Extracted data entries
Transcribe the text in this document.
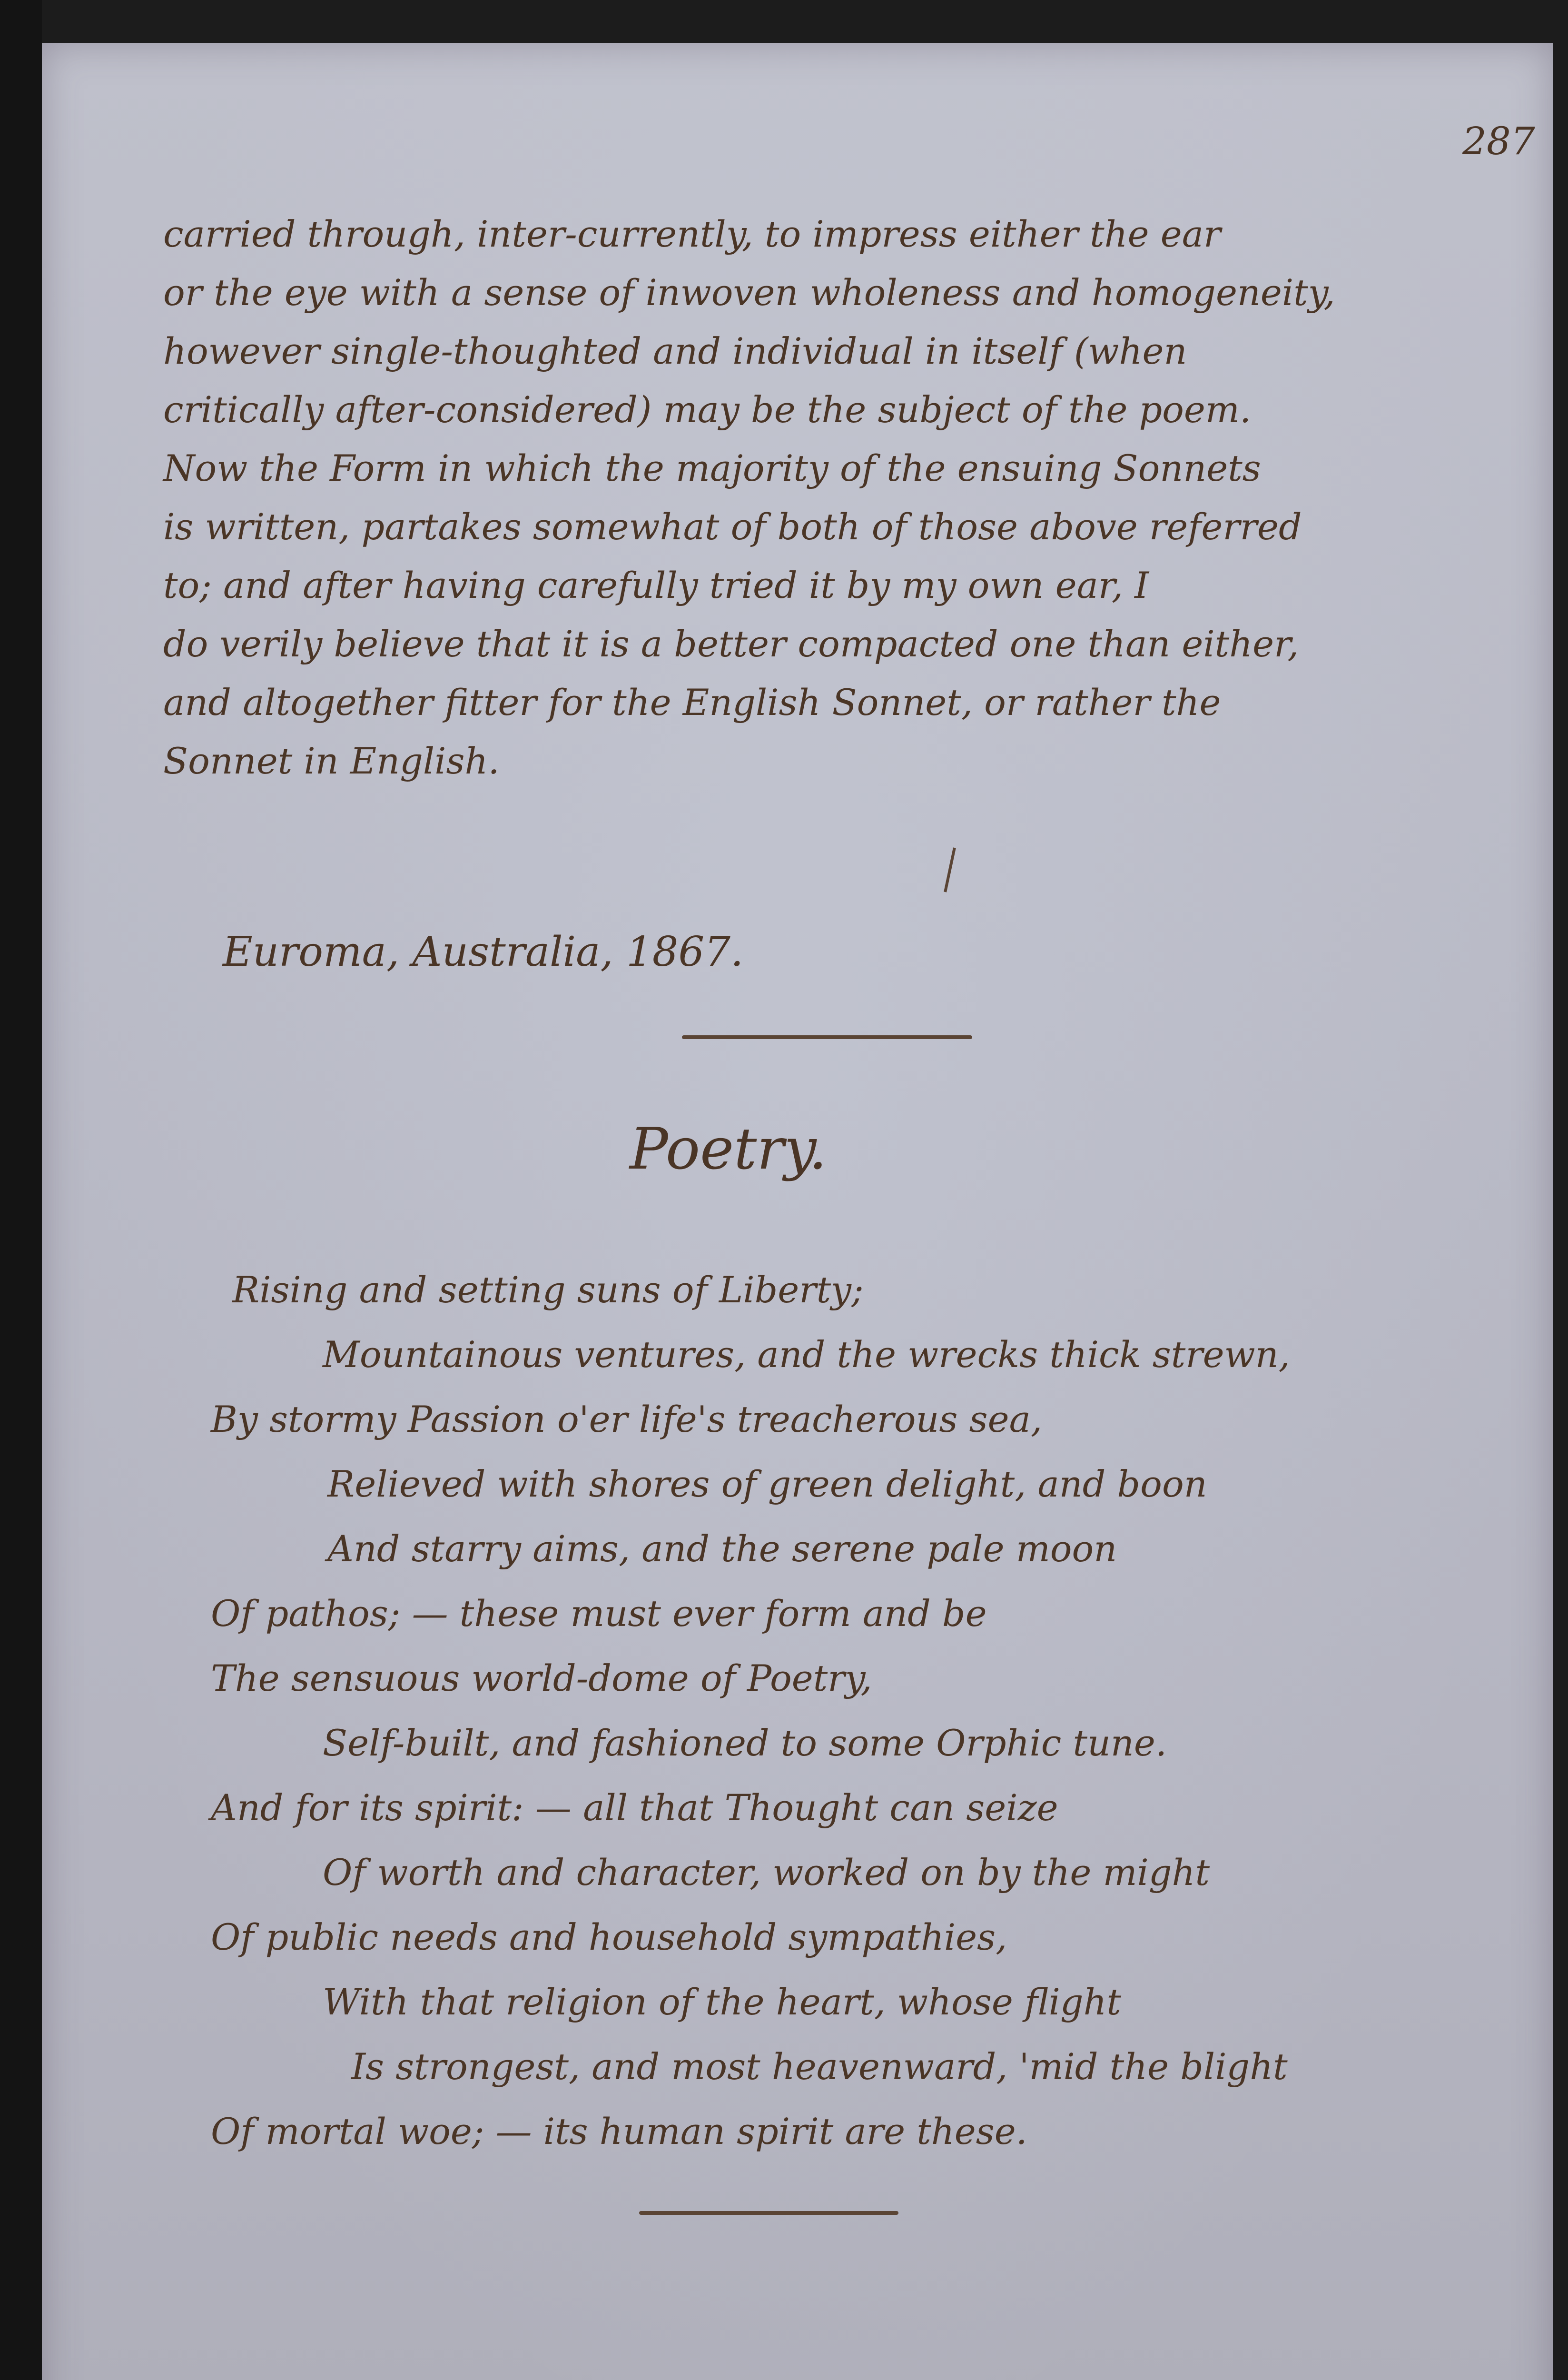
287
carried through, inter-currently, to impress either the ear
or the eye with a sense of inwoven wholeness and homogeneity,
however single-thoughted and individual in itself (when
critically after-considered) may be the subject of the poem.
Now the Form in which the majority of the ensuing Sonnets
is written, partakes somewhat of both of those above referred
to; and after having carefully tried it by my own ear, I
do verily believe that it is a better compacted one than either,
and altogether fitter for the English Sonnet, or rather the
Sonnet in English.
Euroma, Australia, 1867.
Poetry.
Rising and setting suns of Liberty;
Mountainous ventures, and the wrecks thick strewn,
By stormy Passion o'er life's treacherous sea,
Relieved with shores of green delight, and boon
And starry aims, and the serene pale moon
Of pathos; — these must ever form and be
The sensuous world-dome of Poetry,
Self-built, and fashioned to some Orphic tune.
And for its spirit: — all that Thought can seize
Of worth and character, worked on by the might
Of public needs and household sympathies,
With that religion of the heart, whose flight
Is strongest, and most heavenward, 'mid the blight
Of mortal woe; — its human spirit are these.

# The request:
Among the lines of the data, identify those with the word "these". Copy each of them.

# Response to the task:
Of pathos; — these must ever form and be
Of mortal woe; — its human spirit are these.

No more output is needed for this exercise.